## GIVEN PROBLEM
Each entry must be given again exactly; images do not belong in the copy.

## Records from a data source
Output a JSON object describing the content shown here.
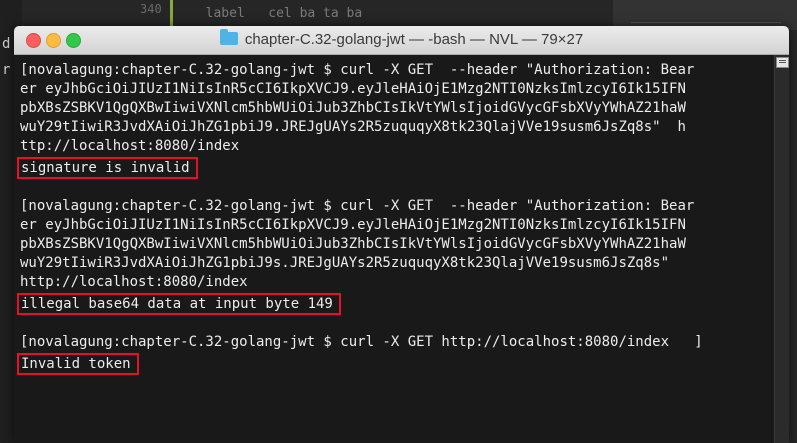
{
  "background": {
    "line_number": "340",
    "code_hint": "  label   cel ba ta ba  ",
    "left_frag_1": "d",
    "left_frag_2": "r"
  },
  "window": {
    "title": "chapter-C.32-golang-jwt — -bash — NVL — 79×27"
  },
  "terminal": {
    "blocks": [
      {
        "lines": [
          "[novalagung:chapter-C.32-golang-jwt $ curl -X GET  --header \"Authorization: Bear",
          "er eyJhbGciOiJIUzI1NiIsInR5cCI6IkpXVCJ9.eyJleHAiOjE1Mzg2NTI0NzksImlzcyI6Ik15IFN",
          "pbXBsZSBKV1QgQXBwIiwiVXNlcm5hbWUiOiJub3ZhbCIsIkVtYWlsIjoidGVycGFsbXVyYWhAZ21haW",
          "wuY29tIiwiR3JvdXAiOiJhZG1pbiJ9.JREJgUAYs2R5zuquqyX8tk23QlajVVe19susm6JsZq8s\"  h",
          "ttp://localhost:8080/index"
        ],
        "output": "signature is invalid"
      },
      {
        "lines": [
          "[novalagung:chapter-C.32-golang-jwt $ curl -X GET  --header \"Authorization: Bear",
          "er eyJhbGciOiJIUzI1NiIsInR5cCI6IkpXVCJ9.eyJleHAiOjE1Mzg2NTI0NzksImlzcyI6Ik15IFN",
          "pbXBsZSBKV1QgQXBwIiwiVXNlcm5hbWUiOiJub3ZhbCIsIkVtYWlsIjoidGVycGFsbXVyYWhAZ21haW",
          "wuY29tIiwiR3JvdXAiOiJhZG1pbiJ9s.JREJgUAYs2R5zuquqyX8tk23QlajVVe19susm6JsZq8s\"",
          "http://localhost:8080/index"
        ],
        "output": "illegal base64 data at input byte 149"
      },
      {
        "lines": [
          "[novalagung:chapter-C.32-golang-jwt $ curl -X GET http://localhost:8080/index   ]"
        ],
        "output": "Invalid token"
      }
    ]
  }
}
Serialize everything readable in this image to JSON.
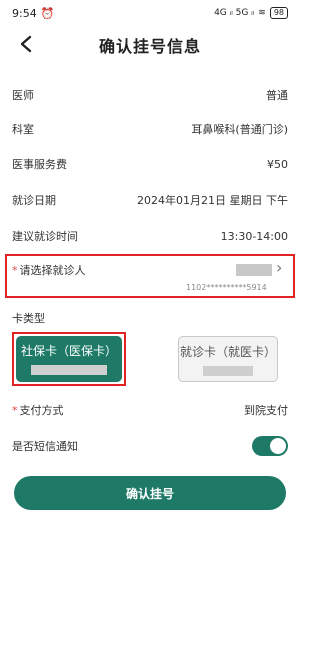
{
  "status_bar": {
    "time": "9:54",
    "alarm_icon": "alarm-icon",
    "signal": "4G ᵢₗ 5G ᵢₗ",
    "battery": "98"
  },
  "header": {
    "title": "确认挂号信息",
    "back_icon": "back-chevron-icon"
  },
  "rows": [
    {
      "label": "医师",
      "value": "普通"
    },
    {
      "label": "科室",
      "value": "耳鼻喉科(普通门诊)"
    },
    {
      "label": "医事服务费",
      "value": "¥50"
    },
    {
      "label": "就诊日期",
      "value": "2024年01月21日 星期日 下午"
    },
    {
      "label": "建议就诊时间",
      "value": "13:30-14:00"
    }
  ],
  "patient": {
    "required_mark": "*",
    "label": "请选择就诊人",
    "id_masked": "1102**********5914"
  },
  "card_type": {
    "label": "卡类型",
    "options": [
      {
        "label": "社保卡（医保卡）",
        "selected": true
      },
      {
        "label": "就诊卡（就医卡）",
        "selected": false
      }
    ]
  },
  "payment": {
    "required_mark": "*",
    "label": "支付方式",
    "value": "到院支付"
  },
  "sms": {
    "label": "是否短信通知",
    "enabled": true
  },
  "actions": {
    "confirm_label": "确认挂号"
  },
  "colors": {
    "primary": "#1e7a66",
    "highlight": "#e02424"
  }
}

## RESPONSE TO THE TASK
Output a JSON object describing the content shown here.
{
  "background": {
    "line_number": "340",
    "code_hint": "  label   cel ba ta ba  ",
    "left_frag_1": "d",
    "left_frag_2": "r"
  },
  "window": {
    "title": "chapter-C.32-golang-jwt — -bash — NVL — 79×27"
  },
  "terminal": {
    "blocks": [
      {
        "lines": [
          "[novalagung:chapter-C.32-golang-jwt $ curl -X GET  --header \"Authorization: Bear",
          "er eyJhbGciOiJIUzI1NiIsInR5cCI6IkpXVCJ9.eyJleHAiOjE1Mzg2NTI0NzksImlzcyI6Ik15IFN",
          "pbXBsZSBKV1QgQXBwIiwiVXNlcm5hbWUiOiJub3ZhbCIsIkVtYWlsIjoidGVycGFsbXVyYWhAZ21haW",
          "wuY29tIiwiR3JvdXAiOiJhZG1pbiJ9.JREJgUAYs2R5zuquqyX8tk23QlajVVe19susm6JsZq8s\"  h",
          "ttp://localhost:8080/index"
        ],
        "output": "signature is invalid"
      },
      {
        "lines": [
          "[novalagung:chapter-C.32-golang-jwt $ curl -X GET  --header \"Authorization: Bear",
          "er eyJhbGciOiJIUzI1NiIsInR5cCI6IkpXVCJ9.eyJleHAiOjE1Mzg2NTI0NzksImlzcyI6Ik15IFN",
          "pbXBsZSBKV1QgQXBwIiwiVXNlcm5hbWUiOiJub3ZhbCIsIkVtYWlsIjoidGVycGFsbXVyYWhAZ21haW",
          "wuY29tIiwiR3JvdXAiOiJhZG1pbiJ9s.JREJgUAYs2R5zuquqyX8tk23QlajVVe19susm6JsZq8s\"",
          "http://localhost:8080/index"
        ],
        "output": "illegal base64 data at input byte 149"
      },
      {
        "lines": [
          "[novalagung:chapter-C.32-golang-jwt $ curl -X GET http://localhost:8080/index   ]"
        ],
        "output": "Invalid token"
      }
    ]
  }
}
Serialize everything readable in this image to JSON.
{
  "status_bar": {
    "time": "9:54",
    "alarm_icon": "alarm-icon",
    "signal": "4G ᵢₗ 5G ᵢₗ",
    "battery": "98"
  },
  "header": {
    "title": "确认挂号信息",
    "back_icon": "back-chevron-icon"
  },
  "rows": [
    {
      "label": "医师",
      "value": "普通"
    },
    {
      "label": "科室",
      "value": "耳鼻喉科(普通门诊)"
    },
    {
      "label": "医事服务费",
      "value": "¥50"
    },
    {
      "label": "就诊日期",
      "value": "2024年01月21日 星期日 下午"
    },
    {
      "label": "建议就诊时间",
      "value": "13:30-14:00"
    }
  ],
  "patient": {
    "required_mark": "*",
    "label": "请选择就诊人",
    "id_masked": "1102**********5914"
  },
  "card_type": {
    "label": "卡类型",
    "options": [
      {
        "label": "社保卡（医保卡）",
        "selected": true
      },
      {
        "label": "就诊卡（就医卡）",
        "selected": false
      }
    ]
  },
  "payment": {
    "required_mark": "*",
    "label": "支付方式",
    "value": "到院支付"
  },
  "sms": {
    "label": "是否短信通知",
    "enabled": true
  },
  "actions": {
    "confirm_label": "确认挂号"
  },
  "colors": {
    "primary": "#1e7a66",
    "highlight": "#e02424"
  }
}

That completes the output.